• Exercise set:
1. Could you rewrite the paragraph of the site-growth text that begins "In a way, this is the channel" more briefly while keeping its main facts?
2. Can you pick up the site-growth text after its last sentence and continue it?

• Text excerpt:

++++++++++++++++++++

My site traffic growth

EmailOctopus Newsletter cleared 200...

When I rebuilt the latest version of my portfolio site, I wired up a custom integration with EmailOctopus so that I could have total control over how my Newsletter experience looks and behaves within my site.

My EmailOctopus newsletter growth

In a way, this is the channel I'm most excited about because it's the channel I have the most control over. These folks signed up directly to hear from me, so growing this audience is critcal for reaching my goals.

YouTube went from 0 to over 150...

My YouTube channel subscriber growth

I tend to do demos and technical walkthroughs on my YouTube channel. The various unexpected re-shares of my content to other networks led to a spike in YouTube subscribers.

I went from effectively no YouTube subscribers at the beginning of the year to 156 at the end of 2023.

I got a surprise hit on my video about performing GitHub pull request reviews entirely in your terminal. More evidence that you should constantly publish what you find interesting, because you never know which topic or video is going to be a hit.

LinkedIn

LinkedIn remained the most valuable channel for sharing technical and thought leadership content with my audience.

++++++++++++++++++++

• Dataset extract:

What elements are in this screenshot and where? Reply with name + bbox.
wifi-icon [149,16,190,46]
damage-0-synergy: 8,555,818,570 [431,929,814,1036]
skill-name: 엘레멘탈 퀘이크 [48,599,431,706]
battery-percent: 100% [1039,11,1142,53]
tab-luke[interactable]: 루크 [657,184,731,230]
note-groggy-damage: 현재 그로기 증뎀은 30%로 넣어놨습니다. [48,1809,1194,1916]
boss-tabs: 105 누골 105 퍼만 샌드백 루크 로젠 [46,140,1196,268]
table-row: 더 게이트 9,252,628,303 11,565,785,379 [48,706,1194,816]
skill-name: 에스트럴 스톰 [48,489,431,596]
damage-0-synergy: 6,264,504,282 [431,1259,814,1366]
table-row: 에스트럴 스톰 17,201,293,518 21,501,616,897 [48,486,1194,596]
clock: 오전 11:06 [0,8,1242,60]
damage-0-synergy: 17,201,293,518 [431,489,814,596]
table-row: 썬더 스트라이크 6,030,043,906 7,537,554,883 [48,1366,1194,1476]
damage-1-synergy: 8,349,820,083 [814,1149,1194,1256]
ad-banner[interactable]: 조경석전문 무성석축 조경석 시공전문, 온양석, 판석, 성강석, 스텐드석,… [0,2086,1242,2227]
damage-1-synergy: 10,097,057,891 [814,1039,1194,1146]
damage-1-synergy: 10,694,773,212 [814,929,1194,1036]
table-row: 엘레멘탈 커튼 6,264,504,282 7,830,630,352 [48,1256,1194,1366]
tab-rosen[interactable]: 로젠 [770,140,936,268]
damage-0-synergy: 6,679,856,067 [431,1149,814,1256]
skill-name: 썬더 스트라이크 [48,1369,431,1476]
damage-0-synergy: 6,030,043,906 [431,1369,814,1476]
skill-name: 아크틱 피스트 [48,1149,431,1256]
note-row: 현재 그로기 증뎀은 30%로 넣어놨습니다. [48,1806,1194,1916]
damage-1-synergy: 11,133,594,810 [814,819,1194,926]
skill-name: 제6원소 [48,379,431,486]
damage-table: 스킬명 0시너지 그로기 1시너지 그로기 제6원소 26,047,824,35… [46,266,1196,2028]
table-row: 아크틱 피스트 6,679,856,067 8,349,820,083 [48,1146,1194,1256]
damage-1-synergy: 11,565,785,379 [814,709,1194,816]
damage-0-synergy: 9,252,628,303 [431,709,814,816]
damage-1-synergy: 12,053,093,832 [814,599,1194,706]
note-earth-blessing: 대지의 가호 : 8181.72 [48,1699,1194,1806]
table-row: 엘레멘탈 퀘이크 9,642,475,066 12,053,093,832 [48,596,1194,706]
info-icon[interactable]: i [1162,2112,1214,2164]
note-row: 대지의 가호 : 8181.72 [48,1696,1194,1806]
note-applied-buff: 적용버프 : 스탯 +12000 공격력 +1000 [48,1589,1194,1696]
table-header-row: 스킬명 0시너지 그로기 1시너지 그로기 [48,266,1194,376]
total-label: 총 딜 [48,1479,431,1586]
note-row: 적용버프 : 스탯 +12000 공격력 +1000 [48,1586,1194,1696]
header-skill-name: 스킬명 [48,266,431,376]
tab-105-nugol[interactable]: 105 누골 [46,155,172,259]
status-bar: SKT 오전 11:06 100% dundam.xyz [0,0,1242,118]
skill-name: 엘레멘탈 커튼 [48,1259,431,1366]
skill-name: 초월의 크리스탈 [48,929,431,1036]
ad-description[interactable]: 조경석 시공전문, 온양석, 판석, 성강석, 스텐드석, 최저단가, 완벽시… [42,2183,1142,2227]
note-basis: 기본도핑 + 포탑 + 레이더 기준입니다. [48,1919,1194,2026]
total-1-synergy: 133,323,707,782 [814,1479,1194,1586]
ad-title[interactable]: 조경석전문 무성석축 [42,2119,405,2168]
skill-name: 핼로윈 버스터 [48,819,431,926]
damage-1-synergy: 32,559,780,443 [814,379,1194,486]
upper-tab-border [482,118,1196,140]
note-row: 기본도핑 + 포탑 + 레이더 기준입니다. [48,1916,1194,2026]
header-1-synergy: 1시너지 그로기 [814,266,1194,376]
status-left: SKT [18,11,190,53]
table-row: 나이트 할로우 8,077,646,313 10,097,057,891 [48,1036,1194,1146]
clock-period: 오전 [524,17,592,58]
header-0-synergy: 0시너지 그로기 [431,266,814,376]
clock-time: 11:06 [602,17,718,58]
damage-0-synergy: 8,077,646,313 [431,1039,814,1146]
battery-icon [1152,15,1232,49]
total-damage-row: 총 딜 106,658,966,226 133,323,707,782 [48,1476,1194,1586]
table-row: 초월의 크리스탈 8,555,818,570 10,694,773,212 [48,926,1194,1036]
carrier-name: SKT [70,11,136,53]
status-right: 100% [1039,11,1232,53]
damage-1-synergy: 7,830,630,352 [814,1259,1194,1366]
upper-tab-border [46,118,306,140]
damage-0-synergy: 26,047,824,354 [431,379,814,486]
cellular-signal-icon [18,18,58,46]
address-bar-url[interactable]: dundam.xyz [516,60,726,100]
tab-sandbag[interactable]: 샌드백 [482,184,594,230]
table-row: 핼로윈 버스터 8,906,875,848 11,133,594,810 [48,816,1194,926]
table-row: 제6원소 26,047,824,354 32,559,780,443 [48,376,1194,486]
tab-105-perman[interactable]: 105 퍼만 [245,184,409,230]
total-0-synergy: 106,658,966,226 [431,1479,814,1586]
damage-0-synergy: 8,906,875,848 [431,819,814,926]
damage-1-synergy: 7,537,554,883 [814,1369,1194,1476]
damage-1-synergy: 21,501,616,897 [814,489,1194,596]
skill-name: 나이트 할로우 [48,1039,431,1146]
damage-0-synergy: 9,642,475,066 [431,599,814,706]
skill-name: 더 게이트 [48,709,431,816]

++++++++++++++++++++

• Answers to the tasks:
1. This is the channel I'm most excited about because I have the most control over it. Its subscribers signed up directly to hear from me, so growing this audience is key to reaching my goals.

2.
My LinkedIn channel subscriber growth

I saw the highest engagement on this platform, consistently since the beginning of the year.

I made the subtle but important tweak of linking directly to my newsletter subscription page that appeared to immediately make an impact in terms of signup velocity.

Reddit

My Reddit account's growth

Reddit was a close second to LinkedIn, or perhaps slightly ahead of it, judging solely from referral traffic.

I found that:

  • longform technical tutorials tended to perform best on Reddit
  • the community is suspicious even when you're just giving away a tutorial or sharing something open-source
  • Reddit posts that do well tend to deliver steady trickles of traffic over time

Consulting wins

I started being tapped for my insight into Generative AI, developer tooling and vector databases.

Initially, this came in the form of various think tanks and research firms asking me to join calls as an expert, and to give my opinions and share my experiences as an experienced software developer experimenting with the first raft of AI-assisted developer tooling.

My about page refresh

Realizing the opportunity at hand, I quickly gave my about page a face lift, making it more clear that I do limited engagements for my key areas of interest.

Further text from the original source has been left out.